◆ EXTRACTED ENTRIES
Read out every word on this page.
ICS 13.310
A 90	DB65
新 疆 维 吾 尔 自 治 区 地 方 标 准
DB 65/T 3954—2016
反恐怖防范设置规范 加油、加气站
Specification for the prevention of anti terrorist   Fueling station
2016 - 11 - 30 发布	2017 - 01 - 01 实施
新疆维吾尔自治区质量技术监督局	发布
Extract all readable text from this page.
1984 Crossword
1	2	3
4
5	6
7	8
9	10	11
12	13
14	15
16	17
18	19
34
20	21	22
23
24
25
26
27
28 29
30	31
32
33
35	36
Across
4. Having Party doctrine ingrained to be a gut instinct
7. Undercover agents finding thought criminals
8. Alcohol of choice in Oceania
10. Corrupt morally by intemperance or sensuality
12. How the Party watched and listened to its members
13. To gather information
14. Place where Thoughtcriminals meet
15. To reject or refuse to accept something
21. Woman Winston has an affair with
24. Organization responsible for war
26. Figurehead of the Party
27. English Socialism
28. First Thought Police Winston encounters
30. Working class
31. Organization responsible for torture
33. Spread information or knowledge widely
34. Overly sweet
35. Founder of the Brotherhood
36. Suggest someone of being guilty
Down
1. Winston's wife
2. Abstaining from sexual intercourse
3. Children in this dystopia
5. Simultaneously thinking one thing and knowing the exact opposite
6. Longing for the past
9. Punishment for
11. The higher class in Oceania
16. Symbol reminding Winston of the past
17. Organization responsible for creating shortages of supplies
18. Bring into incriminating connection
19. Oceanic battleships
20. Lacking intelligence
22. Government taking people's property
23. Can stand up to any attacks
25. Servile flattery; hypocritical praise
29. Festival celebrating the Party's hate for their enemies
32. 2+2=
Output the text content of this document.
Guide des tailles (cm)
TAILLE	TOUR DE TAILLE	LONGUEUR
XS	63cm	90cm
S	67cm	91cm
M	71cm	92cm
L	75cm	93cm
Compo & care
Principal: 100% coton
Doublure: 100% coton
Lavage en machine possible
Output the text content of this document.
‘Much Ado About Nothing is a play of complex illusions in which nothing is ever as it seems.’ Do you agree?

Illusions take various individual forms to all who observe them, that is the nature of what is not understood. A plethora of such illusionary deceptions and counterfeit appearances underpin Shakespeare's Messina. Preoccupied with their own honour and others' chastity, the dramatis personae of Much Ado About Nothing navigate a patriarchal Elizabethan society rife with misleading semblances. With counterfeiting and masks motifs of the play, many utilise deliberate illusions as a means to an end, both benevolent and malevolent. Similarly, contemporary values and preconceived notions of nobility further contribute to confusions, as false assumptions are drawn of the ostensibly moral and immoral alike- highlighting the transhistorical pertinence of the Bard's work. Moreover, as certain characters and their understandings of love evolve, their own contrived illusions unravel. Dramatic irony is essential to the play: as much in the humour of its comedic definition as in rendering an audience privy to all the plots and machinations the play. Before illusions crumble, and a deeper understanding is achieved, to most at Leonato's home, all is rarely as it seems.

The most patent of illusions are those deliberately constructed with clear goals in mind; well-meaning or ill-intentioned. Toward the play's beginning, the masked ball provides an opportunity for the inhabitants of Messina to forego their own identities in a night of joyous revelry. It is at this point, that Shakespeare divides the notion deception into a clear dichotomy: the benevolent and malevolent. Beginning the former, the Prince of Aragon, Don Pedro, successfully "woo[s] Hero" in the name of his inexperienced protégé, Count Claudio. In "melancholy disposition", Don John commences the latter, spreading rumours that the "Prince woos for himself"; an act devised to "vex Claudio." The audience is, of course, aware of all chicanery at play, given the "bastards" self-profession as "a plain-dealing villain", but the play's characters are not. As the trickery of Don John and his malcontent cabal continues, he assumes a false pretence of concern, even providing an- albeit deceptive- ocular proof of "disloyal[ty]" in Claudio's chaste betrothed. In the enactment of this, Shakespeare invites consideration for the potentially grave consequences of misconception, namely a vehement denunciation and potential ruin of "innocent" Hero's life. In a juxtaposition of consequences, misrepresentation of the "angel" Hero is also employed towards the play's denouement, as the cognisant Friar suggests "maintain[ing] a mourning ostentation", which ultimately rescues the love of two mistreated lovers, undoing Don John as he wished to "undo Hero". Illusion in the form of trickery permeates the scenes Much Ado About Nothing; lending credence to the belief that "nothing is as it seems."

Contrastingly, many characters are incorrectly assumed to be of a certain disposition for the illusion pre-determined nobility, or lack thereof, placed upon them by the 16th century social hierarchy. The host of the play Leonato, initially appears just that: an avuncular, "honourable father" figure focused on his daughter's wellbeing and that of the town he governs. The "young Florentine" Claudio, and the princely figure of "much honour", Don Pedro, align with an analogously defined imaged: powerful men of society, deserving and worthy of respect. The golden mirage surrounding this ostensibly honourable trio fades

◆ REQUIREMENTS
Where a line of the material above holds the string "Winston", copy that line.

◆ EXPECTED OUTPUT
21. Woman Winston has an affair with
28. First Thought Police Winston encounters
1. Winston's wife
16. Symbol reminding Winston of the past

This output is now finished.